● Data supplied:
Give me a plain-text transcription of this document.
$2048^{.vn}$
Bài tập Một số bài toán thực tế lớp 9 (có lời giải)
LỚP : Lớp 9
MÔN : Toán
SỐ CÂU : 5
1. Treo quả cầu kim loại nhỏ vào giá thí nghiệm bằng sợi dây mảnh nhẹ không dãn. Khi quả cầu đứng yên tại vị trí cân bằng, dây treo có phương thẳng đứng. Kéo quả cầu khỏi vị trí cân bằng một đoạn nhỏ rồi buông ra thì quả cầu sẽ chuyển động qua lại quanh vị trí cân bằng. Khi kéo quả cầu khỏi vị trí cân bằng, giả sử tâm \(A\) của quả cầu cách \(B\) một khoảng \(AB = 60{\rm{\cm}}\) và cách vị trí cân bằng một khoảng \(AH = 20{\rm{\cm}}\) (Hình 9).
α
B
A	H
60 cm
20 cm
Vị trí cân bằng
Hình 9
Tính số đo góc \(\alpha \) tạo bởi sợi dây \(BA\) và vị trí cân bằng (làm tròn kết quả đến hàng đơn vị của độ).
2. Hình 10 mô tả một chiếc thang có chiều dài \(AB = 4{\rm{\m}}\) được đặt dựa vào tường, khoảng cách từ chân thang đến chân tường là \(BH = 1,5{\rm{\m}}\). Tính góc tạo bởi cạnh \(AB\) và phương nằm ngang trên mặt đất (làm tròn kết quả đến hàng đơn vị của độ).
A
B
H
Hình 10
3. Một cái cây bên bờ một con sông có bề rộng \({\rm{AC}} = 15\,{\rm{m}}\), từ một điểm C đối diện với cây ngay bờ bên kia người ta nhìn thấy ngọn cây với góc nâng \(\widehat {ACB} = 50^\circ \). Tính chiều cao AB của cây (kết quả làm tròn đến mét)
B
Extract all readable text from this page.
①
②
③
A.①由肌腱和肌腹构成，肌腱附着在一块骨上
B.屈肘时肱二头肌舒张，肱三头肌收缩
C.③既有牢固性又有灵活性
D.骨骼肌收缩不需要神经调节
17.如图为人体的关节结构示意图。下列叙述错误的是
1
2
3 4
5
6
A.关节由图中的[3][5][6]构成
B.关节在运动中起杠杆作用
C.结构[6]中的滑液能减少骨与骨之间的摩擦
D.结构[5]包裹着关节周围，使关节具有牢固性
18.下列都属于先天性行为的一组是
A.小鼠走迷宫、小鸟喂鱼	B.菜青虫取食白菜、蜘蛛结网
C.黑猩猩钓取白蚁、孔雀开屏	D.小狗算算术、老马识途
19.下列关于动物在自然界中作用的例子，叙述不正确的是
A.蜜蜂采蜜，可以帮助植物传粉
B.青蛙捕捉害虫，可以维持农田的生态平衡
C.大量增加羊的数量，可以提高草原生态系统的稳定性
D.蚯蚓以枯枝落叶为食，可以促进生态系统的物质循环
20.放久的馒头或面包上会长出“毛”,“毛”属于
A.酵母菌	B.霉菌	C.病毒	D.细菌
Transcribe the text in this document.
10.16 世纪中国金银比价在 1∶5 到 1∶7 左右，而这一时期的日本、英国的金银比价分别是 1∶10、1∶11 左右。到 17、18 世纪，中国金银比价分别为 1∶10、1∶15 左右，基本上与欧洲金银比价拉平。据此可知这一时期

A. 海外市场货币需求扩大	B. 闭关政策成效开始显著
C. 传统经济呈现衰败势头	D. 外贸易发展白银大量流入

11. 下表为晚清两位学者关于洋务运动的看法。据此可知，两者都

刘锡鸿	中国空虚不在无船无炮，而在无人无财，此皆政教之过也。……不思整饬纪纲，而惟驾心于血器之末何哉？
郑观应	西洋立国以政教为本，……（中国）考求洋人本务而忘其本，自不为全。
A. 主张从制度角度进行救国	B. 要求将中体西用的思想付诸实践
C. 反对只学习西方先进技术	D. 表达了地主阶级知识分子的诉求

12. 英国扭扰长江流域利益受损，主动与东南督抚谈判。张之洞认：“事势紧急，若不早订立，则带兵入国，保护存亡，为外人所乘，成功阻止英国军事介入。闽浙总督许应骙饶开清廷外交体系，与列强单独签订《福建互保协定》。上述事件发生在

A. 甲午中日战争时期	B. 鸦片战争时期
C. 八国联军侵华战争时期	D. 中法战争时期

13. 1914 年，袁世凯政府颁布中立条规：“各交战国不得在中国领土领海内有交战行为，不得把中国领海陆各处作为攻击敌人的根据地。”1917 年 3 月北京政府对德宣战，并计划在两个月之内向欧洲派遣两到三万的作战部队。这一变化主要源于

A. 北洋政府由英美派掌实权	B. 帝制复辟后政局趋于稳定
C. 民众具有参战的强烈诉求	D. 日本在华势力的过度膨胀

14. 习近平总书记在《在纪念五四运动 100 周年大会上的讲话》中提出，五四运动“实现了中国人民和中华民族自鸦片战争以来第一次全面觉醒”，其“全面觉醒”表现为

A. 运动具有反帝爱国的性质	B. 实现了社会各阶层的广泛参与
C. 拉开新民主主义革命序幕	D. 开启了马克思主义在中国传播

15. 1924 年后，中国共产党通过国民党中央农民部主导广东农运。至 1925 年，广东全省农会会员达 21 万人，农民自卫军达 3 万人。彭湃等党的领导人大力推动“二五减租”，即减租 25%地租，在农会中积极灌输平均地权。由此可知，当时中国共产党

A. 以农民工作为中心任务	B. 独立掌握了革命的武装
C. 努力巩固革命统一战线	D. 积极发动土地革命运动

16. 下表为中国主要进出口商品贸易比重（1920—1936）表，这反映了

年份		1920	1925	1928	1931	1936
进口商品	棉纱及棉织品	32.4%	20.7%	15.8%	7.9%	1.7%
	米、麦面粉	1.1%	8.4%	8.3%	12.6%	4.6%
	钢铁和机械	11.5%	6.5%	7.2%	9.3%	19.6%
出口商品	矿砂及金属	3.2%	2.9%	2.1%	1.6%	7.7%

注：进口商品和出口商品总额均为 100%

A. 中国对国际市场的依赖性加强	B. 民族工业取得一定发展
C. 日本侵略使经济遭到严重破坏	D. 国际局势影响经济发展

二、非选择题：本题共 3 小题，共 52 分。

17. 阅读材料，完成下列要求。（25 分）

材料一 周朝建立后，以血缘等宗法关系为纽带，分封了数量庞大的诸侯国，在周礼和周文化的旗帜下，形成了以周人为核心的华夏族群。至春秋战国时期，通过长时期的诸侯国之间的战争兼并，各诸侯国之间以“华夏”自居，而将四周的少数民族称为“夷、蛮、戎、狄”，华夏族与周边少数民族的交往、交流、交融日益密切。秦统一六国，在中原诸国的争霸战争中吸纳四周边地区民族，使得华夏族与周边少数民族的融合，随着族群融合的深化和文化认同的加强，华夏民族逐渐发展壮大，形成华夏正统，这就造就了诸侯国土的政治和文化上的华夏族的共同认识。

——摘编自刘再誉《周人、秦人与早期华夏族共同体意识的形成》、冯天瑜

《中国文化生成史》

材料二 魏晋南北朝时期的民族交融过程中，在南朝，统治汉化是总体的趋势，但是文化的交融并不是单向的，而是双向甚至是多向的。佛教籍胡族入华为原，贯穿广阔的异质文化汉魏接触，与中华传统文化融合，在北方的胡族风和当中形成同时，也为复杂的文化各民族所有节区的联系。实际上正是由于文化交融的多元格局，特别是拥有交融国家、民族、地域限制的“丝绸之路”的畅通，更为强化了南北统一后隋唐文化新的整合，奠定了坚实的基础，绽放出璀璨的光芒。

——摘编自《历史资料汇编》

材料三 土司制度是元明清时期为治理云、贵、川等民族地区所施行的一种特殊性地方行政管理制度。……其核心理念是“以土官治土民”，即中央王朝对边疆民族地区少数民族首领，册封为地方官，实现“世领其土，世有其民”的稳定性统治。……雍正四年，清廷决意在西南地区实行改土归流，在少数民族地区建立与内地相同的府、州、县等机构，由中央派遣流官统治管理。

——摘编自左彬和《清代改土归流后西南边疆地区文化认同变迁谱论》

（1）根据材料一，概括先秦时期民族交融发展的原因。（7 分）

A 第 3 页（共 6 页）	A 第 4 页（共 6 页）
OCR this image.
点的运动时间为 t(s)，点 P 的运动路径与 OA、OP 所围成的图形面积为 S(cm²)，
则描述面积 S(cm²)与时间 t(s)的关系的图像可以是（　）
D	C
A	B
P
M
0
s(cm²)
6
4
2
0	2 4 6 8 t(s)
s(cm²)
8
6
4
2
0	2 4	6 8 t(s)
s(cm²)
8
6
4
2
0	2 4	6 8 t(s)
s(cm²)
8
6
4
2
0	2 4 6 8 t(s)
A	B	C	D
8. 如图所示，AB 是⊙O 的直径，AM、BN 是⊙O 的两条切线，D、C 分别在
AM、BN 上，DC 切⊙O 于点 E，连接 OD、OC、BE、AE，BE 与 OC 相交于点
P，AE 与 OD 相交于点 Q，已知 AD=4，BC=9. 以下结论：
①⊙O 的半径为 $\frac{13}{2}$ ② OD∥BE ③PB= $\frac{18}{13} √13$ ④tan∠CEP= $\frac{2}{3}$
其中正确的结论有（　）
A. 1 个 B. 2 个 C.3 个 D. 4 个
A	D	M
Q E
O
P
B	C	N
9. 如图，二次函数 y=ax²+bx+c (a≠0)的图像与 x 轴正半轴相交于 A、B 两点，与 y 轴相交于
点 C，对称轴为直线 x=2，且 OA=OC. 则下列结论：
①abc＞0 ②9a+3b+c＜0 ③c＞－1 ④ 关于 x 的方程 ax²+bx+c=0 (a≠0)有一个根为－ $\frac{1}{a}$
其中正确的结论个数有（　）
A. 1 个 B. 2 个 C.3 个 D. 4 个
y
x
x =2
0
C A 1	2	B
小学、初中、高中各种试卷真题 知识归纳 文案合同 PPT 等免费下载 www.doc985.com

● Description of the task: Begin with the line containing "OCR this image." and repeat each line exactly until the records above end.

● Problem solution:
OCR this image.
点的运动时间为 t(s)，点 P 的运动路径与 OA、OP 所围成的图形面积为 S(cm²)，
则描述面积 S(cm²)与时间 t(s)的关系的图像可以是（　）
D	C
A	B
P
M
0
s(cm²)
6
4
2
0	2 4 6 8 t(s)
s(cm²)
8
6
4
2
0	2 4	6 8 t(s)
s(cm²)
8
6
4
2
0	2 4	6 8 t(s)
s(cm²)
8
6
4
2
0	2 4 6 8 t(s)
A	B	C	D
8. 如图所示，AB 是⊙O 的直径，AM、BN 是⊙O 的两条切线，D、C 分别在
AM、BN 上，DC 切⊙O 于点 E，连接 OD、OC、BE、AE，BE 与 OC 相交于点
P，AE 与 OD 相交于点 Q，已知 AD=4，BC=9. 以下结论：
①⊙O 的半径为 $\frac{13}{2}$ ② OD∥BE ③PB= $\frac{18}{13} √13$ ④tan∠CEP= $\frac{2}{3}$
其中正确的结论有（　）
A. 1 个 B. 2 个 C.3 个 D. 4 个
A	D	M
Q E
O
P
B	C	N
9. 如图，二次函数 y=ax²+bx+c (a≠0)的图像与 x 轴正半轴相交于 A、B 两点，与 y 轴相交于
点 C，对称轴为直线 x=2，且 OA=OC. 则下列结论：
①abc＞0 ②9a+3b+c＜0 ③c＞－1 ④ 关于 x 的方程 ax²+bx+c=0 (a≠0)有一个根为－ $\frac{1}{a}$
其中正确的结论个数有（　）
A. 1 个 B. 2 个 C.3 个 D. 4 个
y
x
x =2
0
C A 1	2	B
小学、初中、高中各种试卷真题 知识归纳 文案合同 PPT 等免费下载 www.doc985.com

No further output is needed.